▶ Supplied information:
####################
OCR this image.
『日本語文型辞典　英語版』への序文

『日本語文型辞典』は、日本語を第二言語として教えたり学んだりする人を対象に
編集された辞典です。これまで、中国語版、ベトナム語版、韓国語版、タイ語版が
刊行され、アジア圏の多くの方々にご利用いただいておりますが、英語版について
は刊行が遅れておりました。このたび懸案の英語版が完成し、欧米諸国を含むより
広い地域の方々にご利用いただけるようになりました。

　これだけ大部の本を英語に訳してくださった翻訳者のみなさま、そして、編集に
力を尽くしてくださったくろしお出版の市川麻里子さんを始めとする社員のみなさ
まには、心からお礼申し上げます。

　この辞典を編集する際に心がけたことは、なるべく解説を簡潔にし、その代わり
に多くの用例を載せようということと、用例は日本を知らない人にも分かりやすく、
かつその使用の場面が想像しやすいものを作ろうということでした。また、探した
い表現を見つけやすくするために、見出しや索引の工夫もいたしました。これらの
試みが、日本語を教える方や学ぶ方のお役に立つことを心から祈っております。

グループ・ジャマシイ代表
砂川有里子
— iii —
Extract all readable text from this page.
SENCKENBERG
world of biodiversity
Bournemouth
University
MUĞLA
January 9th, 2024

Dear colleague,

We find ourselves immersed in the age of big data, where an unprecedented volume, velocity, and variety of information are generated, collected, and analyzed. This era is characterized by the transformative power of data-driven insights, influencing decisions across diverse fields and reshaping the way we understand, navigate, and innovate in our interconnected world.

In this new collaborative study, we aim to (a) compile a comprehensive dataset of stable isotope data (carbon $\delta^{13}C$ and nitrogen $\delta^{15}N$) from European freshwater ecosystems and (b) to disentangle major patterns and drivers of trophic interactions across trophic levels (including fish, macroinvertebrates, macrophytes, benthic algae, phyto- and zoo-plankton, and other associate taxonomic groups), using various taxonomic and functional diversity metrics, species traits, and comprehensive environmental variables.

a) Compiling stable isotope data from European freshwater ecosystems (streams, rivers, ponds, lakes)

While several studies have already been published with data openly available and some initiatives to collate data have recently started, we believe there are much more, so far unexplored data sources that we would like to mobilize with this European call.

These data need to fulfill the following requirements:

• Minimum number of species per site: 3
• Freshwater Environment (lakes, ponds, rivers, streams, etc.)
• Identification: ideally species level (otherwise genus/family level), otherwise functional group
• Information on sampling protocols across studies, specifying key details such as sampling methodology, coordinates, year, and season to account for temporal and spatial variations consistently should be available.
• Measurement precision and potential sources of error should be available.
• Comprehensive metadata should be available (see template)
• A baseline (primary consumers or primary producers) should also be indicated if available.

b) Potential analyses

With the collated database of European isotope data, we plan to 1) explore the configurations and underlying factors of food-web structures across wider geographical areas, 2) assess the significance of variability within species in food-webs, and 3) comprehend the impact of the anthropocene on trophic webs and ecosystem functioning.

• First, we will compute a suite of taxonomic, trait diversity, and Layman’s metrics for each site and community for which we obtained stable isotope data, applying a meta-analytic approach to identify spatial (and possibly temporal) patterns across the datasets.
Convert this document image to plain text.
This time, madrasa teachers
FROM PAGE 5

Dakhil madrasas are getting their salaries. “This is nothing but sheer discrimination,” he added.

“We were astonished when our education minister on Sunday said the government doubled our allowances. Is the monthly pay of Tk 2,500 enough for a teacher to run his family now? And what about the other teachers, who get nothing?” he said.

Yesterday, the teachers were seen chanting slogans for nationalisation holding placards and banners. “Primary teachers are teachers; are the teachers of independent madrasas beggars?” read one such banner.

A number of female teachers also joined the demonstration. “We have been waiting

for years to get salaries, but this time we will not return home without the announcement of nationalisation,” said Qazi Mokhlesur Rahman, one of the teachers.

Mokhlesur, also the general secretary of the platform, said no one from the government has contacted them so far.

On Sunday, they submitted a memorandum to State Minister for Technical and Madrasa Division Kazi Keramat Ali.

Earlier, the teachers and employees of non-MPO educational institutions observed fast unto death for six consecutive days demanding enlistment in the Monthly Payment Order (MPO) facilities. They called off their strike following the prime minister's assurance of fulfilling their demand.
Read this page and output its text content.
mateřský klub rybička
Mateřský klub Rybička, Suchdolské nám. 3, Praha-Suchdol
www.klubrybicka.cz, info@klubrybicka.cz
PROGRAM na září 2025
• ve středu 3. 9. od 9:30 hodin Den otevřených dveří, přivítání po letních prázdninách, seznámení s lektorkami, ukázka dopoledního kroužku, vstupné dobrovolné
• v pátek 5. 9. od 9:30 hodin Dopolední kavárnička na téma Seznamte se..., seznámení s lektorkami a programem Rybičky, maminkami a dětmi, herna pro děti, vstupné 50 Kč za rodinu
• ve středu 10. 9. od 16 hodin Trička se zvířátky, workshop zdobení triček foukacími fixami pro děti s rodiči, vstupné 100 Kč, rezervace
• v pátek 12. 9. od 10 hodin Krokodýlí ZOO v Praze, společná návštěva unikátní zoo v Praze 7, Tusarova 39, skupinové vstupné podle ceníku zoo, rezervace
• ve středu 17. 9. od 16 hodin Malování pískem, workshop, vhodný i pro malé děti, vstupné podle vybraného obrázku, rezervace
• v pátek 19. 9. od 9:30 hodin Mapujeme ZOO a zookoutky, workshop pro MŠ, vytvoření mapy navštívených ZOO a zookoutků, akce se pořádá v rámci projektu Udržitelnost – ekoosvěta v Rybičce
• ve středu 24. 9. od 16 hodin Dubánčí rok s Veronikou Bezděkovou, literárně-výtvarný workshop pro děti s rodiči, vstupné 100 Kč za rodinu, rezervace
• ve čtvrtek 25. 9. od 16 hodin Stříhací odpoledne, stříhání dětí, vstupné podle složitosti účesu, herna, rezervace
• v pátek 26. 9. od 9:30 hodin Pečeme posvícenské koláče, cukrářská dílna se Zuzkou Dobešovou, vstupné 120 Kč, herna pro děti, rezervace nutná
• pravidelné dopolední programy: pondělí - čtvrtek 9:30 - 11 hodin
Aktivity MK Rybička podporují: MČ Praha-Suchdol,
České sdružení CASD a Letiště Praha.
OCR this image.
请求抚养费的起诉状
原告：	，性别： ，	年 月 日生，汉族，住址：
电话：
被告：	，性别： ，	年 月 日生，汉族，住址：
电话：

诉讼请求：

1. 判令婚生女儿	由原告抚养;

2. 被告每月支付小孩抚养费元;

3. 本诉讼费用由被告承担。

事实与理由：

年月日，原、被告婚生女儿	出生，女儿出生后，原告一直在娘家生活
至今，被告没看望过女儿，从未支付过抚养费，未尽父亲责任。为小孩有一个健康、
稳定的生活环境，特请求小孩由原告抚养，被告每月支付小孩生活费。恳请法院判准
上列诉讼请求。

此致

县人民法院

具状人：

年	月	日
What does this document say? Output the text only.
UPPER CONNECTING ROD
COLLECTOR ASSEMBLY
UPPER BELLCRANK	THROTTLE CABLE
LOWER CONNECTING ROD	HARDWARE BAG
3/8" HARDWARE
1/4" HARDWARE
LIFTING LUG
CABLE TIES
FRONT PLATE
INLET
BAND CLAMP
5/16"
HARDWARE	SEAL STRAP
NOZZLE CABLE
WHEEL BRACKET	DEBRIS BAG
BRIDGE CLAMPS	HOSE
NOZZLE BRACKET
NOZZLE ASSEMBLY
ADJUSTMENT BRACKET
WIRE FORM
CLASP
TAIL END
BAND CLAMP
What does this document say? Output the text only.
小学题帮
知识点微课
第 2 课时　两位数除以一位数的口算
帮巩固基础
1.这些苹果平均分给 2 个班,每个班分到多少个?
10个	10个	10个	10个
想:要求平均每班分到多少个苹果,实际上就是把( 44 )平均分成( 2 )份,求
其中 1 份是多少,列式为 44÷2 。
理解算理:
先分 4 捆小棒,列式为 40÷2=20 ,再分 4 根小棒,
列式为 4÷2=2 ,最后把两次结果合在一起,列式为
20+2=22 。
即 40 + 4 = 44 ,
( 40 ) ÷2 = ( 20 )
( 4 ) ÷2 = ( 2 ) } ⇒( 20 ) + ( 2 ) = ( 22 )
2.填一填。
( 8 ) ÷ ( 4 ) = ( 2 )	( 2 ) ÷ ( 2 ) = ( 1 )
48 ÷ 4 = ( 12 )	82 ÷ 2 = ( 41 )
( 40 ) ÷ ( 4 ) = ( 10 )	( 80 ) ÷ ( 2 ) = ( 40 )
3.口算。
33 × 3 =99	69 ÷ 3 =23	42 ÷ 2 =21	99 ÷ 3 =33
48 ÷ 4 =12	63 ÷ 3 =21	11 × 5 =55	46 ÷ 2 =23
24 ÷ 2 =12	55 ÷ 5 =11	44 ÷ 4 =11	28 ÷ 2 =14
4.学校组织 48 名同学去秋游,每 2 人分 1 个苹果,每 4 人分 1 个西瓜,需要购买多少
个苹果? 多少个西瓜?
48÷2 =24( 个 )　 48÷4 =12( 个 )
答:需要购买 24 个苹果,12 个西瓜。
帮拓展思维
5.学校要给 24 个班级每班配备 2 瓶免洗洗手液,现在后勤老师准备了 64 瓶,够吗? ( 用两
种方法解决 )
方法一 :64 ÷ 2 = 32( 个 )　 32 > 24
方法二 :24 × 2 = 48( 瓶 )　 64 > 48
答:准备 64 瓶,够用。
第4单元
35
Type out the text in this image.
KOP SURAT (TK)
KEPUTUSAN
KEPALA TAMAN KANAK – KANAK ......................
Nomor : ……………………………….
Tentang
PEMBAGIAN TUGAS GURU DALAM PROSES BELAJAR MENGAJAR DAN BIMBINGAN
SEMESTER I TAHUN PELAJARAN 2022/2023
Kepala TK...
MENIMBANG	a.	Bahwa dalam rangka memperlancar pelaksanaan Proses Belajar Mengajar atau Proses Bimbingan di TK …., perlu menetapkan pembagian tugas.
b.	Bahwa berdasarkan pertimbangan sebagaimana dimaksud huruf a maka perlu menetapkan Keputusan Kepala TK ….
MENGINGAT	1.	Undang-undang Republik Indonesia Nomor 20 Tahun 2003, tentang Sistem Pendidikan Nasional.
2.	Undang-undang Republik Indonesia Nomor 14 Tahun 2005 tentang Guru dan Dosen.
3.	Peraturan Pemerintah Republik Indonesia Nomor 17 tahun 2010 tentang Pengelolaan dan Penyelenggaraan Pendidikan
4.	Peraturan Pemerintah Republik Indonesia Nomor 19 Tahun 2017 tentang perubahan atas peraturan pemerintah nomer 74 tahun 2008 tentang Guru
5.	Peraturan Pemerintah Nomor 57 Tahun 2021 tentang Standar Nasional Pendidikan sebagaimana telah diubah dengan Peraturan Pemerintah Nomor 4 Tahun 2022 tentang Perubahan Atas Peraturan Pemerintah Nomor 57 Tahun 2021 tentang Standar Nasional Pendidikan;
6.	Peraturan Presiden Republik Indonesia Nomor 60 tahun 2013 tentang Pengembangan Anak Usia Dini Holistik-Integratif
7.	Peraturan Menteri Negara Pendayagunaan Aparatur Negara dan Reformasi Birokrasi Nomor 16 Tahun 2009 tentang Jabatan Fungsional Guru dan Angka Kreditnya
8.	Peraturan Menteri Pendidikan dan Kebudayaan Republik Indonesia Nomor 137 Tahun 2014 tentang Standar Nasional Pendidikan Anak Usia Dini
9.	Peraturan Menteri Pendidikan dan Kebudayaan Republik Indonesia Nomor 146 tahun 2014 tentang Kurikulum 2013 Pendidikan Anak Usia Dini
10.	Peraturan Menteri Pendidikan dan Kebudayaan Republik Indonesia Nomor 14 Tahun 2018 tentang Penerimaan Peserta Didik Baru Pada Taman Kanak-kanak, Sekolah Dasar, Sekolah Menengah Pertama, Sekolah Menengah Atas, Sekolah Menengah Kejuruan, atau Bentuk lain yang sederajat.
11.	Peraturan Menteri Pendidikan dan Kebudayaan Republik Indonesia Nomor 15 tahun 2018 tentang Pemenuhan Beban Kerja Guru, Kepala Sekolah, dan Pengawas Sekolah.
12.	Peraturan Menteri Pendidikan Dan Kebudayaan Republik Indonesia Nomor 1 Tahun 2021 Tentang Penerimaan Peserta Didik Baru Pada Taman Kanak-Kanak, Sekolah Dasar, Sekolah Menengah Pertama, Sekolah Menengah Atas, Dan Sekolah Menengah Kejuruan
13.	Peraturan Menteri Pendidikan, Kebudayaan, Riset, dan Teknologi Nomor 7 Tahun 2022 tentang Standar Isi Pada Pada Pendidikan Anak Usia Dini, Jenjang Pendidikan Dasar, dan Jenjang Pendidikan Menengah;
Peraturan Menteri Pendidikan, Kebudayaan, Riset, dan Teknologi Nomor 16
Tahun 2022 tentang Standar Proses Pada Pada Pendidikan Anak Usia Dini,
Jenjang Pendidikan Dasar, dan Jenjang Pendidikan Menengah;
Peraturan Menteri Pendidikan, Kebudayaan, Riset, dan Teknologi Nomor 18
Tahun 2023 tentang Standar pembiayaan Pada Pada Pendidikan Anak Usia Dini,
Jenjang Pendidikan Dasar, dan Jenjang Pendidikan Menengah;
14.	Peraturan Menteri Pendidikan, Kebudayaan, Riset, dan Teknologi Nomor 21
####################
▶ Given instruction: Work out how many lines of the material above contain the word "streams", then give only that figure.

▶ Finished task: 2